What you will do:
1. Using the style transfer notebook, decide whether each statement agrees with it: (a) the models for a, p and x are built on a pretrained VGG16 model; (b) optimization is done with stochastic gradient descent; (c) the images are preprocessed to a consistent size and shape. For each, answer yes or no and quote the words of the notebook that settle it.
2. According to the methodology in the style transfer notebook, what are the feature representations extracted for in step 4? Answer in one to three sentences.

Source document:
# AnimeGM - Style Transfer
GOAL: Generate new anime-style images

View model: `$ tensorboard --logdir=autoencoder`

Methodology:
1. Load the images and preprocess them to a consistent size, and shape
2. Build models for a, p, x using a pretrained model (VGG16)
3. Construct a placeholder array for style weights if the style layers
4. Extract feature representations to construct p and a, for each selected layer
5. Optimize with the BFGS algorithm

Important Functions:
1. Define a function to calculate the content loss
2. Define a function to calculate the style loss
3. Define a function to calculate the total loss
4. Define a function to calculate the gradient

### Imports

In [1]:
import tensorflow.contrib.keras.api.keras.backend as K
from tensorflow.contrib.keras.api.keras.applications import vgg19
import os
import matplotlib.pyplot as plt
import numpy as np
from scipy.misc import imresize, imsave
from scipy.optimize import fmin_l_bfgs_b
import seaborn as sns; sns.set()
import tensorflow as tf
%matplotlib inline

  from ._conv import register_converters as _register_converters


### Functions

In [2]:
def show_image(image, resize_dim):
    """Shows an image.
    image: image data to show.
    resize_dim: the number of pixels the image should be per size.
    """
    image = image.reshape((resize_dim, resize_dim, 3))

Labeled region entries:
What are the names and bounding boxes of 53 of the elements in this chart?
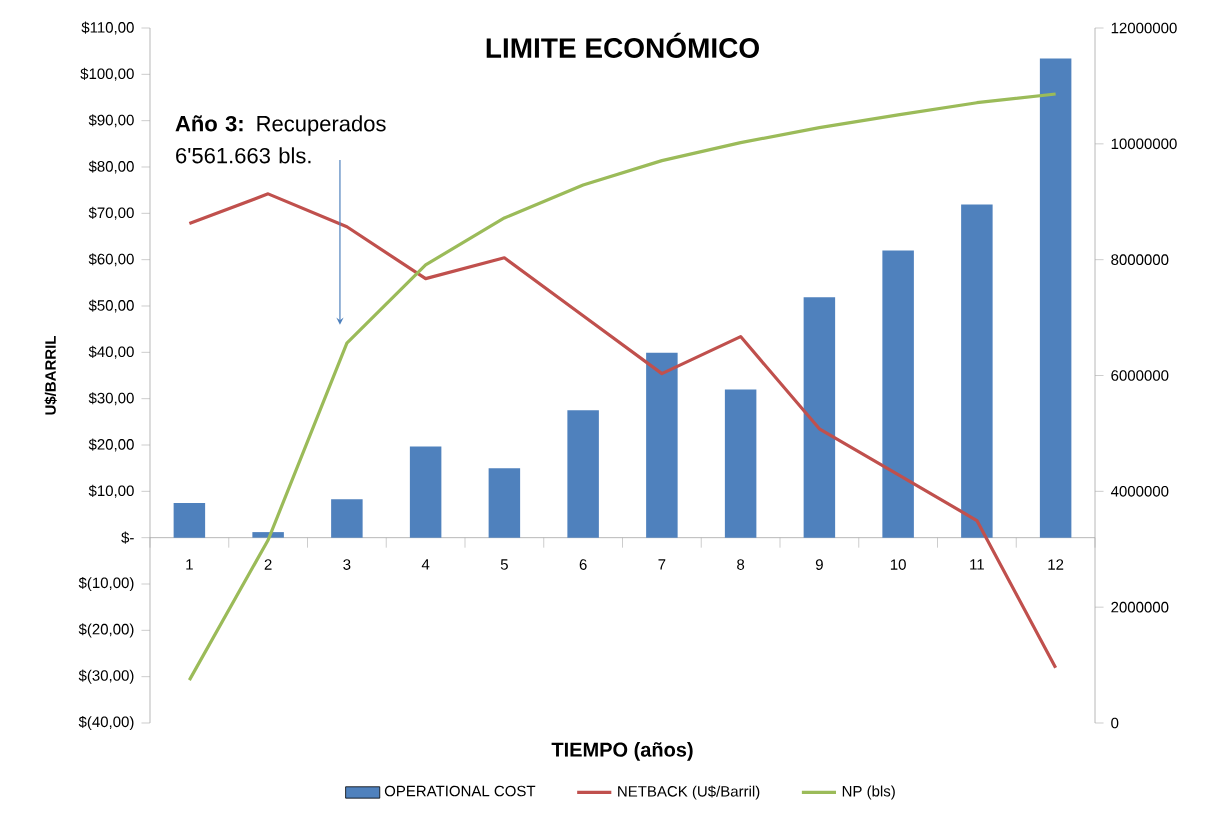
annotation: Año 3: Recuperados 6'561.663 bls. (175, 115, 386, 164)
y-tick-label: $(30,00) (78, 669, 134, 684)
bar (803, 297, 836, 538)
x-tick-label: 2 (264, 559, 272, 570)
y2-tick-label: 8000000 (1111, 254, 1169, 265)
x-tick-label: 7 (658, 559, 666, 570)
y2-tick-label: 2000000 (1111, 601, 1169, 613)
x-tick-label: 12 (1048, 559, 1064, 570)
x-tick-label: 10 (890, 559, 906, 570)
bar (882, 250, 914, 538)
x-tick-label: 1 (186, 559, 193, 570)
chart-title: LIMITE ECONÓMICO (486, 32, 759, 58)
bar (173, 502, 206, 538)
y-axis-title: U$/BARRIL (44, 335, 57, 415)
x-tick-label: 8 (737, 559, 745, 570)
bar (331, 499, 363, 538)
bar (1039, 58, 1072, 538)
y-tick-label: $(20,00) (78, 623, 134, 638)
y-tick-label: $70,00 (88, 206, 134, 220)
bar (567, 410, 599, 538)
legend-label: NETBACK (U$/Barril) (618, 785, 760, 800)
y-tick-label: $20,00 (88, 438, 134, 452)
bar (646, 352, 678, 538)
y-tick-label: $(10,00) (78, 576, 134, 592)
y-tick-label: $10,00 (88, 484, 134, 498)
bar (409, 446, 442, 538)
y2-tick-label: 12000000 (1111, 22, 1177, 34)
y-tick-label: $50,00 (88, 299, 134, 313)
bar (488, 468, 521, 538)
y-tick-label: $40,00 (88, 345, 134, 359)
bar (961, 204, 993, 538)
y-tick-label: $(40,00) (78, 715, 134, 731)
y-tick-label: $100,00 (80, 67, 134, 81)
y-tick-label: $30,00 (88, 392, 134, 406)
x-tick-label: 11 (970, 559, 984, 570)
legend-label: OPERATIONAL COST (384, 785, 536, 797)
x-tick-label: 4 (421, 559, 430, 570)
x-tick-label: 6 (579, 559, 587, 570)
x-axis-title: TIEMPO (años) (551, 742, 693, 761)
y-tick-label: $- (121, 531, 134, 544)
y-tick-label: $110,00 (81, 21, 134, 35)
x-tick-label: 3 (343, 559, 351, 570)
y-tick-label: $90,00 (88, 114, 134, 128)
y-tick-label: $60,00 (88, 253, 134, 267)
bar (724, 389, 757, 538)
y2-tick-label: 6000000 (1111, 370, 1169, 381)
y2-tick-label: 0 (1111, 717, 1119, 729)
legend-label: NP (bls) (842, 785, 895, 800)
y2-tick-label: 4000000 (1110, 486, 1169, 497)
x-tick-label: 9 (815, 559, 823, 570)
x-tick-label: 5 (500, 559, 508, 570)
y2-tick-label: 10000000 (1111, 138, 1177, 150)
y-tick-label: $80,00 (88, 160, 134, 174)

Exercise responses:
1.
(a) Yes: "Build models for a, p, x using a pretrained model (VGG16)"
(b) No: "Optimize with the BFGS algorithm"
(c) Yes: "preprocess them to a consistent size, and shape"

2. The feature representations are extracted to construct p and a. This is done for each selected layer.